→ RECORDS FOR THE EXERCISE:
────────
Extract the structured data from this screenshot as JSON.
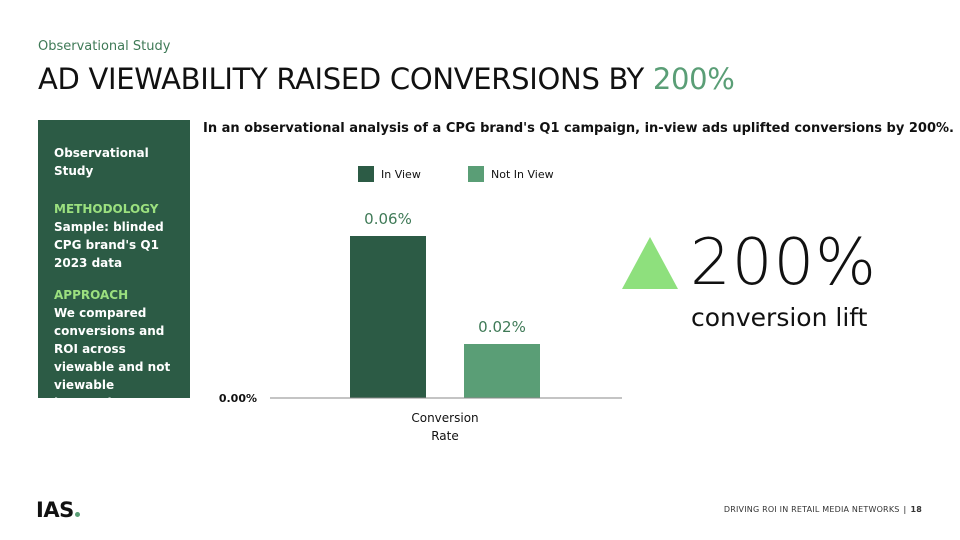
{
  "eyebrow": "Observational Study",
  "title": {
    "main": "AD VIEWABILITY RAISED CONVERSIONS BY",
    "highlight": "200%"
  },
  "sidebar": {
    "heading": "Observational Study",
    "methodology_label": "METHODOLOGY",
    "methodology_text": "Sample: blinded CPG brand's Q1 2023 data",
    "approach_label": "APPROACH",
    "approach_text": "We compared conversions and ROI across viewable and not viewable impressions"
  },
  "subtitle": "In an observational analysis of a CPG brand's Q1 campaign, in-view ads uplifted conversions by 200%.",
  "chart_data": {
    "type": "bar",
    "title": "",
    "categories": [
      "Conversion Rate"
    ],
    "series": [
      {
        "name": "In View",
        "values": [
          0.06
        ],
        "label": "0.06%",
        "color": "#2c5b45"
      },
      {
        "name": "Not In View",
        "values": [
          0.02
        ],
        "label": "0.02%",
        "color": "#5a9e76"
      }
    ],
    "ylim": [
      0,
      0.06
    ],
    "y_tick_labels": [
      "0.00%"
    ],
    "xlabel": "",
    "ylabel": "",
    "legend": "top",
    "grid": false
  },
  "stat": {
    "value": "200%",
    "label": "conversion lift",
    "triangle_color": "#8ee07d"
  },
  "logo": {
    "text": "IAS"
  },
  "footer": {
    "text": "DRIVING ROI IN RETAIL MEDIA NETWORKS",
    "separator": "|",
    "page": "18"
  },
  "colors": {
    "accent": "#5a9e76",
    "dark_green": "#2c5b45",
    "lime": "#9be07f"
  }
}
────────
→ DIRECTIONS FOR THIS TASK: Repeat the data above exactly, but not the pictures.

→ RESPONSE TO THIS TASK:
Extract the structured data from this screenshot as JSON.
{
  "eyebrow": "Observational Study",
  "title": {
    "main": "AD VIEWABILITY RAISED CONVERSIONS BY",
    "highlight": "200%"
  },
  "sidebar": {
    "heading": "Observational Study",
    "methodology_label": "METHODOLOGY",
    "methodology_text": "Sample: blinded CPG brand's Q1 2023 data",
    "approach_label": "APPROACH",
    "approach_text": "We compared conversions and ROI across viewable and not viewable impressions"
  },
  "subtitle": "In an observational analysis of a CPG brand's Q1 campaign, in-view ads uplifted conversions by 200%.",
  "chart_data": {
    "type": "bar",
    "title": "",
    "categories": [
      "Conversion Rate"
    ],
    "series": [
      {
        "name": "In View",
        "values": [
          0.06
        ],
        "label": "0.06%",
        "color": "#2c5b45"
      },
      {
        "name": "Not In View",
        "values": [
          0.02
        ],
        "label": "0.02%",
        "color": "#5a9e76"
      }
    ],
    "ylim": [
      0,
      0.06
    ],
    "y_tick_labels": [
      "0.00%"
    ],
    "xlabel": "",
    "ylabel": "",
    "legend": "top",
    "grid": false
  },
  "stat": {
    "value": "200%",
    "label": "conversion lift",
    "triangle_color": "#8ee07d"
  },
  "logo": {
    "text": "IAS"
  },
  "footer": {
    "text": "DRIVING ROI IN RETAIL MEDIA NETWORKS",
    "separator": "|",
    "page": "18"
  },
  "colors": {
    "accent": "#5a9e76",
    "dark_green": "#2c5b45",
    "lime": "#9be07f"
  }
}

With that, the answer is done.